Task prompt: Return all the data, word for word.
### Dataset
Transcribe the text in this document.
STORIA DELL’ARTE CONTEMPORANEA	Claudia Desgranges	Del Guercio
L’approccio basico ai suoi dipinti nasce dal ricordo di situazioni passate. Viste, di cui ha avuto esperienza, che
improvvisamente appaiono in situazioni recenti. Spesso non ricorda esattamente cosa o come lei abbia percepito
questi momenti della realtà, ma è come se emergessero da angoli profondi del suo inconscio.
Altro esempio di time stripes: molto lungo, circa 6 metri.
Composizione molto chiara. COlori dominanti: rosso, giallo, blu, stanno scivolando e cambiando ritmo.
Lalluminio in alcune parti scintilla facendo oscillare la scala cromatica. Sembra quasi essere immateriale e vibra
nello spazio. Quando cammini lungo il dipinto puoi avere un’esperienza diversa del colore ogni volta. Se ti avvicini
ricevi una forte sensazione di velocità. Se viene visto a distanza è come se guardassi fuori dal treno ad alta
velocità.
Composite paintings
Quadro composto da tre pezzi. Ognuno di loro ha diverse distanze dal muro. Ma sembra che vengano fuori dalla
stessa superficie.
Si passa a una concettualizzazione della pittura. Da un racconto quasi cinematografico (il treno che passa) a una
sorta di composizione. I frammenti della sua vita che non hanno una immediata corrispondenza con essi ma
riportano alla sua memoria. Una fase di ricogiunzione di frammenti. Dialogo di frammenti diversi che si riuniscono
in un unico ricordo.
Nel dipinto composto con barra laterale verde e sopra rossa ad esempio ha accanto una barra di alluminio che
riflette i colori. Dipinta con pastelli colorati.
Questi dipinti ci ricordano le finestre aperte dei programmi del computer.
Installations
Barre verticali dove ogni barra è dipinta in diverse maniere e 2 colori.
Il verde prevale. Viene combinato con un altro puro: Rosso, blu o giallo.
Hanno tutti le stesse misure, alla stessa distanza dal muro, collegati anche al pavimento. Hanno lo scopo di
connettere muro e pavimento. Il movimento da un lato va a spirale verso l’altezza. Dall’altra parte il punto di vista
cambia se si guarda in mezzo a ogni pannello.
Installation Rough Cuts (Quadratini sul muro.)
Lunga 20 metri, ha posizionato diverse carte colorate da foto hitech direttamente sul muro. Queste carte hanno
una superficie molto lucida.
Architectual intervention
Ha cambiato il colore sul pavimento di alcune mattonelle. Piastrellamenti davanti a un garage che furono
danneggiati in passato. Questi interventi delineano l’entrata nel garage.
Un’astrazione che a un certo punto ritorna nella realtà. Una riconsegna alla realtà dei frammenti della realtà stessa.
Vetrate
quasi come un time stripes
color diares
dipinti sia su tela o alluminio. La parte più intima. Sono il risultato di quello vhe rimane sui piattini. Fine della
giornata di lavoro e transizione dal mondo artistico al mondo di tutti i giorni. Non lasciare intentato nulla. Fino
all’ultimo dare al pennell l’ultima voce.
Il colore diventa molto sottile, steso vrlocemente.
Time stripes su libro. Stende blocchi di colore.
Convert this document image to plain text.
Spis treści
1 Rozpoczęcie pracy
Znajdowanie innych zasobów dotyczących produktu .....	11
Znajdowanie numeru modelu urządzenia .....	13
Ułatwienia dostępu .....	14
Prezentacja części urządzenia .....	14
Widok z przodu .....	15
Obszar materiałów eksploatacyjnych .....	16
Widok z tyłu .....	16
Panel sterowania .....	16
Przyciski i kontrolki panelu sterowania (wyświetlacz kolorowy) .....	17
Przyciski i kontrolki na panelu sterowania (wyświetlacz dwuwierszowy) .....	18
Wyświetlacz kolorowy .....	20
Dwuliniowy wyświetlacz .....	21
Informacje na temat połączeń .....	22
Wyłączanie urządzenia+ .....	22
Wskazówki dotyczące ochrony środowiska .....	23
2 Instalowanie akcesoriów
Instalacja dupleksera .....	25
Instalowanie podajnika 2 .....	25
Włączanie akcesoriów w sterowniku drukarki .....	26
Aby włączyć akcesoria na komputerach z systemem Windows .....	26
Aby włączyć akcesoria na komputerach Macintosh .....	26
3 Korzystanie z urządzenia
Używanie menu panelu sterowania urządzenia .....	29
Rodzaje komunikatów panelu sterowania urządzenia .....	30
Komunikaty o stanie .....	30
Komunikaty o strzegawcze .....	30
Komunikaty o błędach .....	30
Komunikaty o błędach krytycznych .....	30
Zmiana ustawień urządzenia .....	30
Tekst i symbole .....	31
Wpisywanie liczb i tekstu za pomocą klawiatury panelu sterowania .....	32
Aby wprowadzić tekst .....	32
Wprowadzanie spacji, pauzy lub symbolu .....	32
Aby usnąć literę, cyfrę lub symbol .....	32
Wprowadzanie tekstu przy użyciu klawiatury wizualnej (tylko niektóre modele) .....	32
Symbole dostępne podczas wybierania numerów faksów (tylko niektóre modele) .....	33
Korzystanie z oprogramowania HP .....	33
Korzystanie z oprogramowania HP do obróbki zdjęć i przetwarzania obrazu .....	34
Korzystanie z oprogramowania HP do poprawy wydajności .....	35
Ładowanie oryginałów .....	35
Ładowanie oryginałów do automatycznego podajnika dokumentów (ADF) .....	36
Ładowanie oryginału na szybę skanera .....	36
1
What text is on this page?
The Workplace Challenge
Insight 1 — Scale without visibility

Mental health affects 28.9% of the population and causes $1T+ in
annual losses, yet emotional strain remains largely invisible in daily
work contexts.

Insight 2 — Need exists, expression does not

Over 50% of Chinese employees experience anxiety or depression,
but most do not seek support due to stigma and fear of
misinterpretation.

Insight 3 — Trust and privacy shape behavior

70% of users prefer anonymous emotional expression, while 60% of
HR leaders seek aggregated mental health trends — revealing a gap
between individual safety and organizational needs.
######
Written solution:
Transcribe the text in this document.
STORIA DELL’ARTE CONTEMPORANEA	Claudia Desgranges	Del Guercio
L’approccio basico ai suoi dipinti nasce dal ricordo di situazioni passate. Viste, di cui ha avuto esperienza, che
improvvisamente appaiono in situazioni recenti. Spesso non ricorda esattamente cosa o come lei abbia percepito
questi momenti della realtà, ma è come se emergessero da angoli profondi del suo inconscio.
Altro esempio di time stripes: molto lungo, circa 6 metri.
Composizione molto chiara. COlori dominanti: rosso, giallo, blu, stanno scivolando e cambiando ritmo.
Lalluminio in alcune parti scintilla facendo oscillare la scala cromatica. Sembra quasi essere immateriale e vibra
nello spazio. Quando cammini lungo il dipinto puoi avere un’esperienza diversa del colore ogni volta. Se ti avvicini
ricevi una forte sensazione di velocità. Se viene visto a distanza è come se guardassi fuori dal treno ad alta
velocità.
Composite paintings
Quadro composto da tre pezzi. Ognuno di loro ha diverse distanze dal muro. Ma sembra che vengano fuori dalla
stessa superficie.
Si passa a una concettualizzazione della pittura. Da un racconto quasi cinematografico (il treno che passa) a una
sorta di composizione. I frammenti della sua vita che non hanno una immediata corrispondenza con essi ma
riportano alla sua memoria. Una fase di ricogiunzione di frammenti. Dialogo di frammenti diversi che si riuniscono
in un unico ricordo.
Nel dipinto composto con barra laterale verde e sopra rossa ad esempio ha accanto una barra di alluminio che
riflette i colori. Dipinta con pastelli colorati.
Questi dipinti ci ricordano le finestre aperte dei programmi del computer.
Installations
Barre verticali dove ogni barra è dipinta in diverse maniere e 2 colori.
Il verde prevale. Viene combinato con un altro puro: Rosso, blu o giallo.
Hanno tutti le stesse misure, alla stessa distanza dal muro, collegati anche al pavimento. Hanno lo scopo di
connettere muro e pavimento. Il movimento da un lato va a spirale verso l’altezza. Dall’altra parte il punto di vista
cambia se si guarda in mezzo a ogni pannello.
Installation Rough Cuts (Quadratini sul muro.)
Lunga 20 metri, ha posizionato diverse carte colorate da foto hitech direttamente sul muro. Queste carte hanno
una superficie molto lucida.
Architectual intervention
Ha cambiato il colore sul pavimento di alcune mattonelle. Piastrellamenti davanti a un garage che furono
danneggiati in passato. Questi interventi delineano l’entrata nel garage.
Un’astrazione che a un certo punto ritorna nella realtà. Una riconsegna alla realtà dei frammenti della realtà stessa.
Vetrate
quasi come un time stripes
color diares
dipinti sia su tela o alluminio. La parte più intima. Sono il risultato di quello vhe rimane sui piattini. Fine della
giornata di lavoro e transizione dal mondo artistico al mondo di tutti i giorni. Non lasciare intentato nulla. Fino
all’ultimo dare al pennell l’ultima voce.
Il colore diventa molto sottile, steso vrlocemente.
Time stripes su libro. Stende blocchi di colore.
Convert this document image to plain text.
Spis treści
1 Rozpoczęcie pracy
Znajdowanie innych zasobów dotyczących produktu .....	11
Znajdowanie numeru modelu urządzenia .....	13
Ułatwienia dostępu .....	14
Prezentacja części urządzenia .....	14
Widok z przodu .....	15
Obszar materiałów eksploatacyjnych .....	16
Widok z tyłu .....	16
Panel sterowania .....	16
Przyciski i kontrolki panelu sterowania (wyświetlacz kolorowy) .....	17
Przyciski i kontrolki na panelu sterowania (wyświetlacz dwuwierszowy) .....	18
Wyświetlacz kolorowy .....	20
Dwuliniowy wyświetlacz .....	21
Informacje na temat połączeń .....	22
Wyłączanie urządzenia+ .....	22
Wskazówki dotyczące ochrony środowiska .....	23
2 Instalowanie akcesoriów
Instalacja dupleksera .....	25
Instalowanie podajnika 2 .....	25
Włączanie akcesoriów w sterowniku drukarki .....	26
Aby włączyć akcesoria na komputerach z systemem Windows .....	26
Aby włączyć akcesoria na komputerach Macintosh .....	26
3 Korzystanie z urządzenia
Używanie menu panelu sterowania urządzenia .....	29
Rodzaje komunikatów panelu sterowania urządzenia .....	30
Komunikaty o stanie .....	30
Komunikaty o strzegawcze .....	30
Komunikaty o błędach .....	30
Komunikaty o błędach krytycznych .....	30
Zmiana ustawień urządzenia .....	30
Tekst i symbole .....	31
Wpisywanie liczb i tekstu za pomocą klawiatury panelu sterowania .....	32
Aby wprowadzić tekst .....	32
Wprowadzanie spacji, pauzy lub symbolu .....	32
Aby usnąć literę, cyfrę lub symbol .....	32
Wprowadzanie tekstu przy użyciu klawiatury wizualnej (tylko niektóre modele) .....	32
Symbole dostępne podczas wybierania numerów faksów (tylko niektóre modele) .....	33
Korzystanie z oprogramowania HP .....	33
Korzystanie z oprogramowania HP do obróbki zdjęć i przetwarzania obrazu .....	34
Korzystanie z oprogramowania HP do poprawy wydajności .....	35
Ładowanie oryginałów .....	35
Ładowanie oryginałów do automatycznego podajnika dokumentów (ADF) .....	36
Ładowanie oryginału na szybę skanera .....	36
1
What text is on this page?
The Workplace Challenge
Insight 1 — Scale without visibility

Mental health affects 28.9% of the population and causes $1T+ in
annual losses, yet emotional strain remains largely invisible in daily
work contexts.

Insight 2 — Need exists, expression does not

Over 50% of Chinese employees experience anxiety or depression,
but most do not seek support due to stigma and fear of
misinterpretation.

Insight 3 — Trust and privacy shape behavior

70% of users prefer anonymous emotional expression, while 60% of
HR leaders seek aggregated mental health trends — revealing a gap
between individual safety and organizational needs.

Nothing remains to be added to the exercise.